Task directions
Return every line of the material exactly.

(Records contained in a dataset)
— start —

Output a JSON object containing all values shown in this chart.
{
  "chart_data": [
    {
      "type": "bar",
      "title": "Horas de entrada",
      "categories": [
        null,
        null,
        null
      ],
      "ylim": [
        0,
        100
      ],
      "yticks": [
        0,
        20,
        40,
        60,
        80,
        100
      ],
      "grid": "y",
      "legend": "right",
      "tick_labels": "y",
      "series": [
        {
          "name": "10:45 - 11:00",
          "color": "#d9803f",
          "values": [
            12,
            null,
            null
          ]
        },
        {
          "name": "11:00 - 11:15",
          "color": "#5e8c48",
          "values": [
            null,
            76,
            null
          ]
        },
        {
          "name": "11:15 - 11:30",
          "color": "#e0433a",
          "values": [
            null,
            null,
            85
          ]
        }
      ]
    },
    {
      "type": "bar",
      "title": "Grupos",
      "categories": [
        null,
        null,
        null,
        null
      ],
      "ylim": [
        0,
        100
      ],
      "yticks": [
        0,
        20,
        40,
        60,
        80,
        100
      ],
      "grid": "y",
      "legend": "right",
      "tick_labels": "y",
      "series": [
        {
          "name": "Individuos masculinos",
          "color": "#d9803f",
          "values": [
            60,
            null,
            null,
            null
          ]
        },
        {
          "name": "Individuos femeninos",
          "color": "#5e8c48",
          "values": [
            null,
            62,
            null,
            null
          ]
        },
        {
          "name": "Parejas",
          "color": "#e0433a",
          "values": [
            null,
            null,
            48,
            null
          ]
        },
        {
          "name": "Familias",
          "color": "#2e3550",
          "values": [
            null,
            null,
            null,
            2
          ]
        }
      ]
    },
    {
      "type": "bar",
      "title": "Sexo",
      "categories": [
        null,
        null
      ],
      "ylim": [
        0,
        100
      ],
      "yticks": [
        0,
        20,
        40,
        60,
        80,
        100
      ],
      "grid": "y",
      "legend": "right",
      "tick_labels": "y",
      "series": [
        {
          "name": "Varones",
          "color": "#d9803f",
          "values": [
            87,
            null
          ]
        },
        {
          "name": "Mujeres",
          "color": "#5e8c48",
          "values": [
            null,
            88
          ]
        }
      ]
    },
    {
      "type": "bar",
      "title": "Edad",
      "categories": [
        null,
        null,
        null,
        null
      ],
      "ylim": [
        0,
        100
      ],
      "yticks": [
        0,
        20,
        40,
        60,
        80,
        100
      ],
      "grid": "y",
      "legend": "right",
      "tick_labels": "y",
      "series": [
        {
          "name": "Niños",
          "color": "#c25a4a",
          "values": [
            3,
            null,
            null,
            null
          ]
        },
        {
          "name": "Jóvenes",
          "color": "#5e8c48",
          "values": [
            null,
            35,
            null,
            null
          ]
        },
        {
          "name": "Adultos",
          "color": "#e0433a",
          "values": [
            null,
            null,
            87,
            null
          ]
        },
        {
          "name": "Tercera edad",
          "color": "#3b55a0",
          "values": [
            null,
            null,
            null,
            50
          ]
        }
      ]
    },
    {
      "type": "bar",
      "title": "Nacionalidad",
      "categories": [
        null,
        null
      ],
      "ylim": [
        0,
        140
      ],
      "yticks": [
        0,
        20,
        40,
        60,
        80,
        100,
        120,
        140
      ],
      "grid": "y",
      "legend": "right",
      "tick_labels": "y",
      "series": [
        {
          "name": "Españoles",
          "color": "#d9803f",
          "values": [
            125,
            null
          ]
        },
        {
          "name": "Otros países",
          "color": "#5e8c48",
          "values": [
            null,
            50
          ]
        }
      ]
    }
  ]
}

— end —

Completed exercise
Output a JSON object containing all values shown in this chart.
{
  "chart_data": [
    {
      "type": "bar",
      "title": "Horas de entrada",
      "categories": [
        null,
        null,
        null
      ],
      "ylim": [
        0,
        100
      ],
      "yticks": [
        0,
        20,
        40,
        60,
        80,
        100
      ],
      "grid": "y",
      "legend": "right",
      "tick_labels": "y",
      "series": [
        {
          "name": "10:45 - 11:00",
          "color": "#d9803f",
          "values": [
            12,
            null,
            null
          ]
        },
        {
          "name": "11:00 - 11:15",
          "color": "#5e8c48",
          "values": [
            null,
            76,
            null
          ]
        },
        {
          "name": "11:15 - 11:30",
          "color": "#e0433a",
          "values": [
            null,
            null,
            85
          ]
        }
      ]
    },
    {
      "type": "bar",
      "title": "Grupos",
      "categories": [
        null,
        null,
        null,
        null
      ],
      "ylim": [
        0,
        100
      ],
      "yticks": [
        0,
        20,
        40,
        60,
        80,
        100
      ],
      "grid": "y",
      "legend": "right",
      "tick_labels": "y",
      "series": [
        {
          "name": "Individuos masculinos",
          "color": "#d9803f",
          "values": [
            60,
            null,
            null,
            null
          ]
        },
        {
          "name": "Individuos femeninos",
          "color": "#5e8c48",
          "values": [
            null,
            62,
            null,
            null
          ]
        },
        {
          "name": "Parejas",
          "color": "#e0433a",
          "values": [
            null,
            null,
            48,
            null
          ]
        },
        {
          "name": "Familias",
          "color": "#2e3550",
          "values": [
            null,
            null,
            null,
            2
          ]
        }
      ]
    },
    {
      "type": "bar",
      "title": "Sexo",
      "categories": [
        null,
        null
      ],
      "ylim": [
        0,
        100
      ],
      "yticks": [
        0,
        20,
        40,
        60,
        80,
        100
      ],
      "grid": "y",
      "legend": "right",
      "tick_labels": "y",
      "series": [
        {
          "name": "Varones",
          "color": "#d9803f",
          "values": [
            87,
            null
          ]
        },
        {
          "name": "Mujeres",
          "color": "#5e8c48",
          "values": [
            null,
            88
          ]
        }
      ]
    },
    {
      "type": "bar",
      "title": "Edad",
      "categories": [
        null,
        null,
        null,
        null
      ],
      "ylim": [
        0,
        100
      ],
      "yticks": [
        0,
        20,
        40,
        60,
        80,
        100
      ],
      "grid": "y",
      "legend": "right",
      "tick_labels": "y",
      "series": [
        {
          "name": "Niños",
          "color": "#c25a4a",
          "values": [
            3,
            null,
            null,
            null
          ]
        },
        {
          "name": "Jóvenes",
          "color": "#5e8c48",
          "values": [
            null,
            35,
            null,
            null
          ]
        },
        {
          "name": "Adultos",
          "color": "#e0433a",
          "values": [
            null,
            null,
            87,
            null
          ]
        },
        {
          "name": "Tercera edad",
          "color": "#3b55a0",
          "values": [
            null,
            null,
            null,
            50
          ]
        }
      ]
    },
    {
      "type": "bar",
      "title": "Nacionalidad",
      "categories": [
        null,
        null
      ],
      "ylim": [
        0,
        140
      ],
      "yticks": [
        0,
        20,
        40,
        60,
        80,
        100,
        120,
        140
      ],
      "grid": "y",
      "legend": "right",
      "tick_labels": "y",
      "series": [
        {
          "name": "Españoles",
          "color": "#d9803f",
          "values": [
            125,
            null
          ]
        },
        {
          "name": "Otros países",
          "color": "#5e8c48",
          "values": [
            null,
            50
          ]
        }
      ]
    }
  ]
}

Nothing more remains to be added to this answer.